◆ OBJECTIVE ◆
The records should be written out in full, with nothing altered.

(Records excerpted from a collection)

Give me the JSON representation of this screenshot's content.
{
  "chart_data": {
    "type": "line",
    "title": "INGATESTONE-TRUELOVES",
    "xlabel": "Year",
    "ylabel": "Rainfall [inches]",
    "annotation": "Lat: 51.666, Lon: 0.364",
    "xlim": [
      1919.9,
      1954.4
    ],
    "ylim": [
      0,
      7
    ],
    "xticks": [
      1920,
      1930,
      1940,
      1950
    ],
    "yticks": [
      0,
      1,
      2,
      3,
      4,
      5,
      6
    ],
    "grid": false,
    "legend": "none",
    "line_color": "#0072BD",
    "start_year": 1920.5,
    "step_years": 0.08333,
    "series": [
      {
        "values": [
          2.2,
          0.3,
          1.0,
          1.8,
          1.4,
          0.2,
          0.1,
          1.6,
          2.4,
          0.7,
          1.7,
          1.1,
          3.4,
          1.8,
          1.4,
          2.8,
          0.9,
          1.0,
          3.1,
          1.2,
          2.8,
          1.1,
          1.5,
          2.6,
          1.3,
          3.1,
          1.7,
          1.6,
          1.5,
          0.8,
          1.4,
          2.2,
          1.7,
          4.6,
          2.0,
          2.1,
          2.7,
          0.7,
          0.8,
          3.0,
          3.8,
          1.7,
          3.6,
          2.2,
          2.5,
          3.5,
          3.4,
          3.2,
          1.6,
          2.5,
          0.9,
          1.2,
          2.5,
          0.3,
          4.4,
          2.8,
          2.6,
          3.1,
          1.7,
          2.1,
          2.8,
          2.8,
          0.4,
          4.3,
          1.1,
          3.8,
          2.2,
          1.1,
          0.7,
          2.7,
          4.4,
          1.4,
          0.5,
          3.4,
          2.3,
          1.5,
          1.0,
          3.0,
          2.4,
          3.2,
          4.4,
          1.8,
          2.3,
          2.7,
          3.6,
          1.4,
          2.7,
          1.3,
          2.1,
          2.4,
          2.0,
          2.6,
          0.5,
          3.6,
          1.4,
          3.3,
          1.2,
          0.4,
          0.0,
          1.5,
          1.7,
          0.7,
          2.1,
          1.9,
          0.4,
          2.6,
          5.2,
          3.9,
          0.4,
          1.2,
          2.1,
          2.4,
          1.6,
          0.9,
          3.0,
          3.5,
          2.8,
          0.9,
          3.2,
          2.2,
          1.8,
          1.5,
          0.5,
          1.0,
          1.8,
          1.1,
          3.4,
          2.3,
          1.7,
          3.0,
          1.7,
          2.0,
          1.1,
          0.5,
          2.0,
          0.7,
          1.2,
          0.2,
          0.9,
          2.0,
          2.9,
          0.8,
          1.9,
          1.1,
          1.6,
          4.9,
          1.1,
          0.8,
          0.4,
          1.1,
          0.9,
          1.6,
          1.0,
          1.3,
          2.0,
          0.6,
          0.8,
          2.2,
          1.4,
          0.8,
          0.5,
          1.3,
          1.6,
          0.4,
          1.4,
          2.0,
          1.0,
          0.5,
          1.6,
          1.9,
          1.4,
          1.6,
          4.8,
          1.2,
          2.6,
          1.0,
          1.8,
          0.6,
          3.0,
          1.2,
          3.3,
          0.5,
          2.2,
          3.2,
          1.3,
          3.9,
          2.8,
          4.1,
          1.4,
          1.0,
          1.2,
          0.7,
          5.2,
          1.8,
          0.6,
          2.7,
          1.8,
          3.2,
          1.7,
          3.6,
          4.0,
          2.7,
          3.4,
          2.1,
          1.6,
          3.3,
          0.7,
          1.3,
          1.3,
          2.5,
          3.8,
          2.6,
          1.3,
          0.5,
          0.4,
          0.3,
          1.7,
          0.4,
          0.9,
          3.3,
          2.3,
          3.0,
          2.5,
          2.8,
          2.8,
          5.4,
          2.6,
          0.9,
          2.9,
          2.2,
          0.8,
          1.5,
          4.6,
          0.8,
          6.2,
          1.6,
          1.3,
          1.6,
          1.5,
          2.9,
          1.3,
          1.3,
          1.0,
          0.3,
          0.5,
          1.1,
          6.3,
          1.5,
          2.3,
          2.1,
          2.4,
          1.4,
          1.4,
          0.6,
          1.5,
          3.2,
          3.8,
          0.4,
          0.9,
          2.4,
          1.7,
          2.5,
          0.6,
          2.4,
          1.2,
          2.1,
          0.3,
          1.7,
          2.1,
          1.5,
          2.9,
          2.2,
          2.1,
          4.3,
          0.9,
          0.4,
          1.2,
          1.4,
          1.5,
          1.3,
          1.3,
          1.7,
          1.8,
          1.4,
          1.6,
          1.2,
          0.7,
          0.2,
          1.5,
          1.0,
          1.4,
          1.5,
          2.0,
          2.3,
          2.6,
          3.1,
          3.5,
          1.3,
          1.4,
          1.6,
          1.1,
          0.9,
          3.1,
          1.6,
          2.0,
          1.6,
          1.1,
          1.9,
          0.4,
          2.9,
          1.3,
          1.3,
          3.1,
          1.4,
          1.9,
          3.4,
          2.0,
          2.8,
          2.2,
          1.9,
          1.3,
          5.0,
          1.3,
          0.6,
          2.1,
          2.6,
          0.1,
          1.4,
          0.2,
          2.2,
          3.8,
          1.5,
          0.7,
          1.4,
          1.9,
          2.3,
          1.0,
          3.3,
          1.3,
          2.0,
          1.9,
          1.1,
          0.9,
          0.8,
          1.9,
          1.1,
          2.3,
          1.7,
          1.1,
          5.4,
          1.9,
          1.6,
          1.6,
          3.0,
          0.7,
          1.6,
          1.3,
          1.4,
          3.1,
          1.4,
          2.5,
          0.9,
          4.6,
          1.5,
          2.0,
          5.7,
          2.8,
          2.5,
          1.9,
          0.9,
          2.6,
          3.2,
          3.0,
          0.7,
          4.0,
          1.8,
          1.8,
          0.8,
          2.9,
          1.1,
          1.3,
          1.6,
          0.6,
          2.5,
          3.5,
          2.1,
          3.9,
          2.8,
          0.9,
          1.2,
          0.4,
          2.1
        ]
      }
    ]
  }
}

◆ THE COMPLETED TASK ◆
Give me the JSON representation of this screenshot's content.
{
  "chart_data": {
    "type": "line",
    "title": "INGATESTONE-TRUELOVES",
    "xlabel": "Year",
    "ylabel": "Rainfall [inches]",
    "annotation": "Lat: 51.666, Lon: 0.364",
    "xlim": [
      1919.9,
      1954.4
    ],
    "ylim": [
      0,
      7
    ],
    "xticks": [
      1920,
      1930,
      1940,
      1950
    ],
    "yticks": [
      0,
      1,
      2,
      3,
      4,
      5,
      6
    ],
    "grid": false,
    "legend": "none",
    "line_color": "#0072BD",
    "start_year": 1920.5,
    "step_years": 0.08333,
    "series": [
      {
        "values": [
          2.2,
          0.3,
          1.0,
          1.8,
          1.4,
          0.2,
          0.1,
          1.6,
          2.4,
          0.7,
          1.7,
          1.1,
          3.4,
          1.8,
          1.4,
          2.8,
          0.9,
          1.0,
          3.1,
          1.2,
          2.8,
          1.1,
          1.5,
          2.6,
          1.3,
          3.1,
          1.7,
          1.6,
          1.5,
          0.8,
          1.4,
          2.2,
          1.7,
          4.6,
          2.0,
          2.1,
          2.7,
          0.7,
          0.8,
          3.0,
          3.8,
          1.7,
          3.6,
          2.2,
          2.5,
          3.5,
          3.4,
          3.2,
          1.6,
          2.5,
          0.9,
          1.2,
          2.5,
          0.3,
          4.4,
          2.8,
          2.6,
          3.1,
          1.7,
          2.1,
          2.8,
          2.8,
          0.4,
          4.3,
          1.1,
          3.8,
          2.2,
          1.1,
          0.7,
          2.7,
          4.4,
          1.4,
          0.5,
          3.4,
          2.3,
          1.5,
          1.0,
          3.0,
          2.4,
          3.2,
          4.4,
          1.8,
          2.3,
          2.7,
          3.6,
          1.4,
          2.7,
          1.3,
          2.1,
          2.4,
          2.0,
          2.6,
          0.5,
          3.6,
          1.4,
          3.3,
          1.2,
          0.4,
          0.0,
          1.5,
          1.7,
          0.7,
          2.1,
          1.9,
          0.4,
          2.6,
          5.2,
          3.9,
          0.4,
          1.2,
          2.1,
          2.4,
          1.6,
          0.9,
          3.0,
          3.5,
          2.8,
          0.9,
          3.2,
          2.2,
          1.8,
          1.5,
          0.5,
          1.0,
          1.8,
          1.1,
          3.4,
          2.3,
          1.7,
          3.0,
          1.7,
          2.0,
          1.1,
          0.5,
          2.0,
          0.7,
          1.2,
          0.2,
          0.9,
          2.0,
          2.9,
          0.8,
          1.9,
          1.1,
          1.6,
          4.9,
          1.1,
          0.8,
          0.4,
          1.1,
          0.9,
          1.6,
          1.0,
          1.3,
          2.0,
          0.6,
          0.8,
          2.2,
          1.4,
          0.8,
          0.5,
          1.3,
          1.6,
          0.4,
          1.4,
          2.0,
          1.0,
          0.5,
          1.6,
          1.9,
          1.4,
          1.6,
          4.8,
          1.2,
          2.6,
          1.0,
          1.8,
          0.6,
          3.0,
          1.2,
          3.3,
          0.5,
          2.2,
          3.2,
          1.3,
          3.9,
          2.8,
          4.1,
          1.4,
          1.0,
          1.2,
          0.7,
          5.2,
          1.8,
          0.6,
          2.7,
          1.8,
          3.2,
          1.7,
          3.6,
          4.0,
          2.7,
          3.4,
          2.1,
          1.6,
          3.3,
          0.7,
          1.3,
          1.3,
          2.5,
          3.8,
          2.6,
          1.3,
          0.5,
          0.4,
          0.3,
          1.7,
          0.4,
          0.9,
          3.3,
          2.3,
          3.0,
          2.5,
          2.8,
          2.8,
          5.4,
          2.6,
          0.9,
          2.9,
          2.2,
          0.8,
          1.5,
          4.6,
          0.8,
          6.2,
          1.6,
          1.3,
          1.6,
          1.5,
          2.9,
          1.3,
          1.3,
          1.0,
          0.3,
          0.5,
          1.1,
          6.3,
          1.5,
          2.3,
          2.1,
          2.4,
          1.4,
          1.4,
          0.6,
          1.5,
          3.2,
          3.8,
          0.4,
          0.9,
          2.4,
          1.7,
          2.5,
          0.6,
          2.4,
          1.2,
          2.1,
          0.3,
          1.7,
          2.1,
          1.5,
          2.9,
          2.2,
          2.1,
          4.3,
          0.9,
          0.4,
          1.2,
          1.4,
          1.5,
          1.3,
          1.3,
          1.7,
          1.8,
          1.4,
          1.6,
          1.2,
          0.7,
          0.2,
          1.5,
          1.0,
          1.4,
          1.5,
          2.0,
          2.3,
          2.6,
          3.1,
          3.5,
          1.3,
          1.4,
          1.6,
          1.1,
          0.9,
          3.1,
          1.6,
          2.0,
          1.6,
          1.1,
          1.9,
          0.4,
          2.9,
          1.3,
          1.3,
          3.1,
          1.4,
          1.9,
          3.4,
          2.0,
          2.8,
          2.2,
          1.9,
          1.3,
          5.0,
          1.3,
          0.6,
          2.1,
          2.6,
          0.1,
          1.4,
          0.2,
          2.2,
          3.8,
          1.5,
          0.7,
          1.4,
          1.9,
          2.3,
          1.0,
          3.3,
          1.3,
          2.0,
          1.9,
          1.1,
          0.9,
          0.8,
          1.9,
          1.1,
          2.3,
          1.7,
          1.1,
          5.4,
          1.9,
          1.6,
          1.6,
          3.0,
          0.7,
          1.6,
          1.3,
          1.4,
          3.1,
          1.4,
          2.5,
          0.9,
          4.6,
          1.5,
          2.0,
          5.7,
          2.8,
          2.5,
          1.9,
          0.9,
          2.6,
          3.2,
          3.0,
          0.7,
          4.0,
          1.8,
          1.8,
          0.8,
          2.9,
          1.1,
          1.3,
          1.6,
          0.6,
          2.5,
          3.5,
          2.1,
          3.9,
          2.8,
          0.9,
          1.2,
          0.4,
          2.1
        ]
      }
    ]
  }
}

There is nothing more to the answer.